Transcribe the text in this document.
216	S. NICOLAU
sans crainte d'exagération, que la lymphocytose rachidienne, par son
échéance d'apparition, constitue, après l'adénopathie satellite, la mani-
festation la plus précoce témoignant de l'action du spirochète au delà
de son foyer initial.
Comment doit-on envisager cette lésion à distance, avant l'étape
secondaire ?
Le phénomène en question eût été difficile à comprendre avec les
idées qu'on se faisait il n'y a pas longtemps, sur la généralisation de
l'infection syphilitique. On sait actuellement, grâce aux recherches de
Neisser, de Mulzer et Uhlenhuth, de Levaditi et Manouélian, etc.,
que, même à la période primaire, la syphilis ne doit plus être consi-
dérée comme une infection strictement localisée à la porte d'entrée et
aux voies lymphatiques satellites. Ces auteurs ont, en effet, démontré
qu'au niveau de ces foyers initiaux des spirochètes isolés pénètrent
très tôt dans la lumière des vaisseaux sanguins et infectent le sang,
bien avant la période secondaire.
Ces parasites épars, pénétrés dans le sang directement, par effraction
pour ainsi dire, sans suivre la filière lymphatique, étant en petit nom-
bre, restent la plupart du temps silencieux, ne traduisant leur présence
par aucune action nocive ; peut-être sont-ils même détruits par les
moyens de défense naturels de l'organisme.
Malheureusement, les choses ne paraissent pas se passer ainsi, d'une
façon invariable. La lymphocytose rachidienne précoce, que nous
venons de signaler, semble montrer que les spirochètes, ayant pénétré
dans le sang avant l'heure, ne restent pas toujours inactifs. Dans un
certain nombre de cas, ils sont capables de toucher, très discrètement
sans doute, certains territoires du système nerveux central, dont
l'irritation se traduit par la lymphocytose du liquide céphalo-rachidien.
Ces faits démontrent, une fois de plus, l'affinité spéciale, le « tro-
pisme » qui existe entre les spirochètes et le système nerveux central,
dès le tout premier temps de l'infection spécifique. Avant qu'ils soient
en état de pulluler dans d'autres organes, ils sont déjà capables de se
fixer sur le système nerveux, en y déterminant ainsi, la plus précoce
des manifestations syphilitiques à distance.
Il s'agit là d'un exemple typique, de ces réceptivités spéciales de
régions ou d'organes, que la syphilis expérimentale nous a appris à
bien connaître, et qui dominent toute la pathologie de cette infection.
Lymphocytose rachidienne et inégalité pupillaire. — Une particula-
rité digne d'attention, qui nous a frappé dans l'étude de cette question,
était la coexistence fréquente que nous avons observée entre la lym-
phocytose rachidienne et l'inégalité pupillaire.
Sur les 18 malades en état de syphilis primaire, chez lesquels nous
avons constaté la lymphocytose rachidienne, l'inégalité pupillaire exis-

++++

> _Stated task_:
Write out all the records above again, exactly as they stand.

> _Correct result_:
Transcribe the text in this document.
216	S. NICOLAU
sans crainte d'exagération, que la lymphocytose rachidienne, par son
échéance d'apparition, constitue, après l'adénopathie satellite, la mani-
festation la plus précoce témoignant de l'action du spirochète au delà
de son foyer initial.
Comment doit-on envisager cette lésion à distance, avant l'étape
secondaire ?
Le phénomène en question eût été difficile à comprendre avec les
idées qu'on se faisait il n'y a pas longtemps, sur la généralisation de
l'infection syphilitique. On sait actuellement, grâce aux recherches de
Neisser, de Mulzer et Uhlenhuth, de Levaditi et Manouélian, etc.,
que, même à la période primaire, la syphilis ne doit plus être consi-
dérée comme une infection strictement localisée à la porte d'entrée et
aux voies lymphatiques satellites. Ces auteurs ont, en effet, démontré
qu'au niveau de ces foyers initiaux des spirochètes isolés pénètrent
très tôt dans la lumière des vaisseaux sanguins et infectent le sang,
bien avant la période secondaire.
Ces parasites épars, pénétrés dans le sang directement, par effraction
pour ainsi dire, sans suivre la filière lymphatique, étant en petit nom-
bre, restent la plupart du temps silencieux, ne traduisant leur présence
par aucune action nocive ; peut-être sont-ils même détruits par les
moyens de défense naturels de l'organisme.
Malheureusement, les choses ne paraissent pas se passer ainsi, d'une
façon invariable. La lymphocytose rachidienne précoce, que nous
venons de signaler, semble montrer que les spirochètes, ayant pénétré
dans le sang avant l'heure, ne restent pas toujours inactifs. Dans un
certain nombre de cas, ils sont capables de toucher, très discrètement
sans doute, certains territoires du système nerveux central, dont
l'irritation se traduit par la lymphocytose du liquide céphalo-rachidien.
Ces faits démontrent, une fois de plus, l'affinité spéciale, le « tro-
pisme » qui existe entre les spirochètes et le système nerveux central,
dès le tout premier temps de l'infection spécifique. Avant qu'ils soient
en état de pulluler dans d'autres organes, ils sont déjà capables de se
fixer sur le système nerveux, en y déterminant ainsi, la plus précoce
des manifestations syphilitiques à distance.
Il s'agit là d'un exemple typique, de ces réceptivités spéciales de
régions ou d'organes, que la syphilis expérimentale nous a appris à
bien connaître, et qui dominent toute la pathologie de cette infection.
Lymphocytose rachidienne et inégalité pupillaire. — Une particula-
rité digne d'attention, qui nous a frappé dans l'étude de cette question,
était la coexistence fréquente que nous avons observée entre la lym-
phocytose rachidienne et l'inégalité pupillaire.
Sur les 18 malades en état de syphilis primaire, chez lesquels nous
avons constaté la lymphocytose rachidienne, l'inégalité pupillaire exis-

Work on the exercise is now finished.